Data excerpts
'''

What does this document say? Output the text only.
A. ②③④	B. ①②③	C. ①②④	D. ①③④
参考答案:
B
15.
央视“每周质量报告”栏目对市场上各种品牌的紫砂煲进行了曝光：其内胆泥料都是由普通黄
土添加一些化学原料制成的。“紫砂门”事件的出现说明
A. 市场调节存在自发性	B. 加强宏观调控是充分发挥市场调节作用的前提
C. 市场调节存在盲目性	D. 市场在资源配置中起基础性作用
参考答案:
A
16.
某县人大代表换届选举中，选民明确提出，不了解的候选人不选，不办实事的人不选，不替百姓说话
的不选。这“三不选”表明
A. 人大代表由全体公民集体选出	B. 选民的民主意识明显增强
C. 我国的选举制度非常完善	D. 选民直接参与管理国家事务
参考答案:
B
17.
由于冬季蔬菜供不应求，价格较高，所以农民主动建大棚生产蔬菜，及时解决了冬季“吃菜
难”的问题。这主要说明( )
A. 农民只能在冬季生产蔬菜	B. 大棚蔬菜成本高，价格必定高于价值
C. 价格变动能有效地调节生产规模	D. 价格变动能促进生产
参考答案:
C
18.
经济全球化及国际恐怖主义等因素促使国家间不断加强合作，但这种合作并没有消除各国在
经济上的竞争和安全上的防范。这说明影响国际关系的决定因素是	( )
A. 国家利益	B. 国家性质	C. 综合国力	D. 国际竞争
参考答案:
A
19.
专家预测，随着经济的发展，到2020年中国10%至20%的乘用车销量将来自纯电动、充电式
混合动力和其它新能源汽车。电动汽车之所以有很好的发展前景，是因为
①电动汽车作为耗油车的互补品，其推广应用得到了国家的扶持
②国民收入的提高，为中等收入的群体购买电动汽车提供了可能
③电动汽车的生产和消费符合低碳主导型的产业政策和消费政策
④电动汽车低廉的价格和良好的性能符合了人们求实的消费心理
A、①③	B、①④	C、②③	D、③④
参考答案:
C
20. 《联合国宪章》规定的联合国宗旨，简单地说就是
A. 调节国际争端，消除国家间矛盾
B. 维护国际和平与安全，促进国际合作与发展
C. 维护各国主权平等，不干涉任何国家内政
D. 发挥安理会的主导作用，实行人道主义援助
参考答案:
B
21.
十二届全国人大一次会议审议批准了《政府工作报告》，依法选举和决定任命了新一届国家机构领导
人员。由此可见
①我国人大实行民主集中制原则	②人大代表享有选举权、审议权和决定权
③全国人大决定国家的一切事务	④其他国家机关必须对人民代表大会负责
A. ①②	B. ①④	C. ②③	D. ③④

'''

Each line of the listing should be echoed back exactly.

- _OUTPUT OF THE EXERCISE_
What does this document say? Output the text only.
A. ②③④	B. ①②③	C. ①②④	D. ①③④
参考答案:
B
15.
央视“每周质量报告”栏目对市场上各种品牌的紫砂煲进行了曝光：其内胆泥料都是由普通黄
土添加一些化学原料制成的。“紫砂门”事件的出现说明
A. 市场调节存在自发性	B. 加强宏观调控是充分发挥市场调节作用的前提
C. 市场调节存在盲目性	D. 市场在资源配置中起基础性作用
参考答案:
A
16.
某县人大代表换届选举中，选民明确提出，不了解的候选人不选，不办实事的人不选，不替百姓说话
的不选。这“三不选”表明
A. 人大代表由全体公民集体选出	B. 选民的民主意识明显增强
C. 我国的选举制度非常完善	D. 选民直接参与管理国家事务
参考答案:
B
17.
由于冬季蔬菜供不应求，价格较高，所以农民主动建大棚生产蔬菜，及时解决了冬季“吃菜
难”的问题。这主要说明( )
A. 农民只能在冬季生产蔬菜	B. 大棚蔬菜成本高，价格必定高于价值
C. 价格变动能有效地调节生产规模	D. 价格变动能促进生产
参考答案:
C
18.
经济全球化及国际恐怖主义等因素促使国家间不断加强合作，但这种合作并没有消除各国在
经济上的竞争和安全上的防范。这说明影响国际关系的决定因素是	( )
A. 国家利益	B. 国家性质	C. 综合国力	D. 国际竞争
参考答案:
A
19.
专家预测，随着经济的发展，到2020年中国10%至20%的乘用车销量将来自纯电动、充电式
混合动力和其它新能源汽车。电动汽车之所以有很好的发展前景，是因为
①电动汽车作为耗油车的互补品，其推广应用得到了国家的扶持
②国民收入的提高，为中等收入的群体购买电动汽车提供了可能
③电动汽车的生产和消费符合低碳主导型的产业政策和消费政策
④电动汽车低廉的价格和良好的性能符合了人们求实的消费心理
A、①③	B、①④	C、②③	D、③④
参考答案:
C
20. 《联合国宪章》规定的联合国宗旨，简单地说就是
A. 调节国际争端，消除国家间矛盾
B. 维护国际和平与安全，促进国际合作与发展
C. 维护各国主权平等，不干涉任何国家内政
D. 发挥安理会的主导作用，实行人道主义援助
参考答案:
B
21.
十二届全国人大一次会议审议批准了《政府工作报告》，依法选举和决定任命了新一届国家机构领导
人员。由此可见
①我国人大实行民主集中制原则	②人大代表享有选举权、审议权和决定权
③全国人大决定国家的一切事务	④其他国家机关必须对人民代表大会负责
A. ①②	B. ①④	C. ②③	D. ③④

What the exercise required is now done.